■ **THE EXERCISE**:
Take each line containing the word "řízení" and copy it.

━━━ EXTRACTED INFORMATION ━━━

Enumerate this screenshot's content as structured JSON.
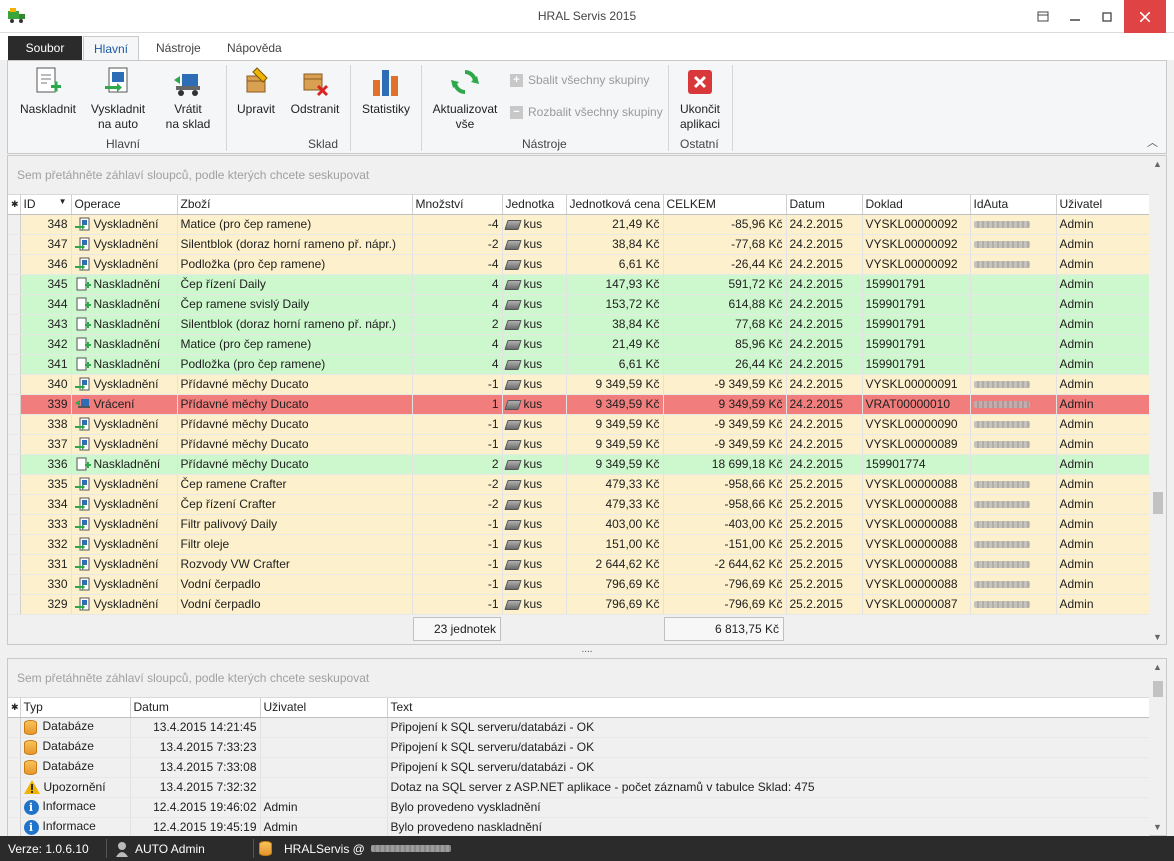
{
  "window": {
    "title": "HRAL Servis 2015"
  },
  "menu": {
    "file": "Soubor",
    "tabs": [
      "Hlavní",
      "Nástroje",
      "Nápověda"
    ]
  },
  "ribbon": {
    "buttons": {
      "naskladnit": "Naskladnit",
      "vyskladnit": "Vyskladnit\nna auto",
      "vratit": "Vrátit\nna sklad",
      "upravit": "Upravit",
      "odstranit": "Odstranit",
      "statistiky": "Statistiky",
      "aktualizovat": "Aktualizovat\nvše",
      "ukoncit": "Ukončit\naplikaci"
    },
    "small": {
      "collapse": "Sbalit všechny skupiny",
      "expand": "Rozbalit všechny skupiny"
    },
    "groups": {
      "hlavni": "Hlavní",
      "sklad": "Sklad",
      "nastroje": "Nástroje",
      "ostatni": "Ostatní"
    }
  },
  "grid": {
    "group_hint": "Sem přetáhněte záhlaví sloupců, podle kterých chcete seskupovat",
    "columns": [
      "ID",
      "Operace",
      "Zboží",
      "Množství",
      "Jednotka",
      "Jednotková cena",
      "CELKEM",
      "Datum",
      "Doklad",
      "IdAuta",
      "Uživatel"
    ],
    "rows": [
      {
        "id": "348",
        "op": "Vyskladnění",
        "type": "vy",
        "item": "Matice (pro čep ramene)",
        "qty": "-4",
        "unit": "kus",
        "price": "21,49 Kč",
        "total": "-85,96 Kč",
        "date": "24.2.2015",
        "doc": "VYSKL00000092",
        "car": true,
        "user": "Admin"
      },
      {
        "id": "347",
        "op": "Vyskladnění",
        "type": "vy",
        "item": "Silentblok (doraz horní rameno př. nápr.)",
        "qty": "-2",
        "unit": "kus",
        "price": "38,84 Kč",
        "total": "-77,68 Kč",
        "date": "24.2.2015",
        "doc": "VYSKL00000092",
        "car": true,
        "user": "Admin"
      },
      {
        "id": "346",
        "op": "Vyskladnění",
        "type": "vy",
        "item": "Podložka (pro čep ramene)",
        "qty": "-4",
        "unit": "kus",
        "price": "6,61 Kč",
        "total": "-26,44 Kč",
        "date": "24.2.2015",
        "doc": "VYSKL00000092",
        "car": true,
        "user": "Admin"
      },
      {
        "id": "345",
        "op": "Naskladnění",
        "type": "na",
        "item": "Čep řízení Daily",
        "qty": "4",
        "unit": "kus",
        "price": "147,93 Kč",
        "total": "591,72 Kč",
        "date": "24.2.2015",
        "doc": "159901791",
        "car": false,
        "user": "Admin"
      },
      {
        "id": "344",
        "op": "Naskladnění",
        "type": "na",
        "item": "Čep ramene svislý Daily",
        "qty": "4",
        "unit": "kus",
        "price": "153,72 Kč",
        "total": "614,88 Kč",
        "date": "24.2.2015",
        "doc": "159901791",
        "car": false,
        "user": "Admin"
      },
      {
        "id": "343",
        "op": "Naskladnění",
        "type": "na",
        "item": "Silentblok (doraz horní rameno př. nápr.)",
        "qty": "2",
        "unit": "kus",
        "price": "38,84 Kč",
        "total": "77,68 Kč",
        "date": "24.2.2015",
        "doc": "159901791",
        "car": false,
        "user": "Admin"
      },
      {
        "id": "342",
        "op": "Naskladnění",
        "type": "na",
        "item": "Matice (pro čep ramene)",
        "qty": "4",
        "unit": "kus",
        "price": "21,49 Kč",
        "total": "85,96 Kč",
        "date": "24.2.2015",
        "doc": "159901791",
        "car": false,
        "user": "Admin"
      },
      {
        "id": "341",
        "op": "Naskladnění",
        "type": "na",
        "item": "Podložka (pro čep ramene)",
        "qty": "4",
        "unit": "kus",
        "price": "6,61 Kč",
        "total": "26,44 Kč",
        "date": "24.2.2015",
        "doc": "159901791",
        "car": false,
        "user": "Admin"
      },
      {
        "id": "340",
        "op": "Vyskladnění",
        "type": "vy",
        "item": "Přídavné měchy Ducato",
        "qty": "-1",
        "unit": "kus",
        "price": "9 349,59 Kč",
        "total": "-9 349,59 Kč",
        "date": "24.2.2015",
        "doc": "VYSKL00000091",
        "car": true,
        "user": "Admin"
      },
      {
        "id": "339",
        "op": "Vrácení",
        "type": "vr",
        "item": "Přídavné měchy Ducato",
        "qty": "1",
        "unit": "kus",
        "price": "9 349,59 Kč",
        "total": "9 349,59 Kč",
        "date": "24.2.2015",
        "doc": "VRAT00000010",
        "car": true,
        "user": "Admin"
      },
      {
        "id": "338",
        "op": "Vyskladnění",
        "type": "vy",
        "item": "Přídavné měchy Ducato",
        "qty": "-1",
        "unit": "kus",
        "price": "9 349,59 Kč",
        "total": "-9 349,59 Kč",
        "date": "24.2.2015",
        "doc": "VYSKL00000090",
        "car": true,
        "user": "Admin"
      },
      {
        "id": "337",
        "op": "Vyskladnění",
        "type": "vy",
        "item": "Přídavné měchy Ducato",
        "qty": "-1",
        "unit": "kus",
        "price": "9 349,59 Kč",
        "total": "-9 349,59 Kč",
        "date": "24.2.2015",
        "doc": "VYSKL00000089",
        "car": true,
        "user": "Admin"
      },
      {
        "id": "336",
        "op": "Naskladnění",
        "type": "na",
        "item": "Přídavné měchy Ducato",
        "qty": "2",
        "unit": "kus",
        "price": "9 349,59 Kč",
        "total": "18 699,18 Kč",
        "date": "24.2.2015",
        "doc": "159901774",
        "car": false,
        "user": "Admin"
      },
      {
        "id": "335",
        "op": "Vyskladnění",
        "type": "vy",
        "item": "Čep ramene Crafter",
        "qty": "-2",
        "unit": "kus",
        "price": "479,33 Kč",
        "total": "-958,66 Kč",
        "date": "25.2.2015",
        "doc": "VYSKL00000088",
        "car": true,
        "user": "Admin"
      },
      {
        "id": "334",
        "op": "Vyskladnění",
        "type": "vy",
        "item": "Čep řízení Crafter",
        "qty": "-2",
        "unit": "kus",
        "price": "479,33 Kč",
        "total": "-958,66 Kč",
        "date": "25.2.2015",
        "doc": "VYSKL00000088",
        "car": true,
        "user": "Admin"
      },
      {
        "id": "333",
        "op": "Vyskladnění",
        "type": "vy",
        "item": "Filtr palivový Daily",
        "qty": "-1",
        "unit": "kus",
        "price": "403,00 Kč",
        "total": "-403,00 Kč",
        "date": "25.2.2015",
        "doc": "VYSKL00000088",
        "car": true,
        "user": "Admin"
      },
      {
        "id": "332",
        "op": "Vyskladnění",
        "type": "vy",
        "item": "Filtr oleje",
        "qty": "-1",
        "unit": "kus",
        "price": "151,00 Kč",
        "total": "-151,00 Kč",
        "date": "25.2.2015",
        "doc": "VYSKL00000088",
        "car": true,
        "user": "Admin"
      },
      {
        "id": "331",
        "op": "Vyskladnění",
        "type": "vy",
        "item": "Rozvody VW Crafter",
        "qty": "-1",
        "unit": "kus",
        "price": "2 644,62 Kč",
        "total": "-2 644,62 Kč",
        "date": "25.2.2015",
        "doc": "VYSKL00000088",
        "car": true,
        "user": "Admin"
      },
      {
        "id": "330",
        "op": "Vyskladnění",
        "type": "vy",
        "item": "Vodní čerpadlo",
        "qty": "-1",
        "unit": "kus",
        "price": "796,69 Kč",
        "total": "-796,69 Kč",
        "date": "25.2.2015",
        "doc": "VYSKL00000088",
        "car": true,
        "user": "Admin"
      },
      {
        "id": "329",
        "op": "Vyskladnění",
        "type": "vy",
        "item": "Vodní čerpadlo",
        "qty": "-1",
        "unit": "kus",
        "price": "796,69 Kč",
        "total": "-796,69 Kč",
        "date": "25.2.2015",
        "doc": "VYSKL00000087",
        "car": true,
        "user": "Admin"
      }
    ],
    "summary": {
      "qty": "23 jednotek",
      "total": "6 813,75 Kč"
    }
  },
  "log": {
    "group_hint": "Sem přetáhněte záhlaví sloupců, podle kterých chcete seskupovat",
    "columns": [
      "Typ",
      "Datum",
      "Uživatel",
      "Text"
    ],
    "rows": [
      {
        "type": "Databáze",
        "icon": "db",
        "date": "13.4.2015 14:21:45",
        "user": "",
        "text": "Připojení k SQL serveru/databázi - OK"
      },
      {
        "type": "Databáze",
        "icon": "db",
        "date": "13.4.2015 7:33:23",
        "user": "",
        "text": "Připojení k SQL serveru/databázi - OK"
      },
      {
        "type": "Databáze",
        "icon": "db",
        "date": "13.4.2015 7:33:08",
        "user": "",
        "text": "Připojení k SQL serveru/databázi - OK"
      },
      {
        "type": "Upozornění",
        "icon": "warn",
        "date": "13.4.2015 7:32:32",
        "user": "",
        "text": "Dotaz na SQL server z ASP.NET aplikace - počet záznamů v tabulce Sklad: 475"
      },
      {
        "type": "Informace",
        "icon": "info",
        "date": "12.4.2015 19:46:02",
        "user": "Admin",
        "text": "Bylo provedeno vyskladnění"
      },
      {
        "type": "Informace",
        "icon": "info",
        "date": "12.4.2015 19:45:19",
        "user": "Admin",
        "text": "Bylo provedeno naskladnění"
      }
    ]
  },
  "status": {
    "version": "Verze: 1.0.6.10",
    "user": "AUTO Admin",
    "db": "HRALServis @"
  },
  "colors": {
    "row_out": "#fdf0cc",
    "row_in": "#cdf7cd",
    "row_return": "#f27d7d",
    "accent": "#1d5aa8",
    "statusbar": "#2b2b2b"
  }
}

━━━

■ **THE RESPONSE**:
        "item": "Čep řízení Daily",
        "item": "Čep řízení Crafter",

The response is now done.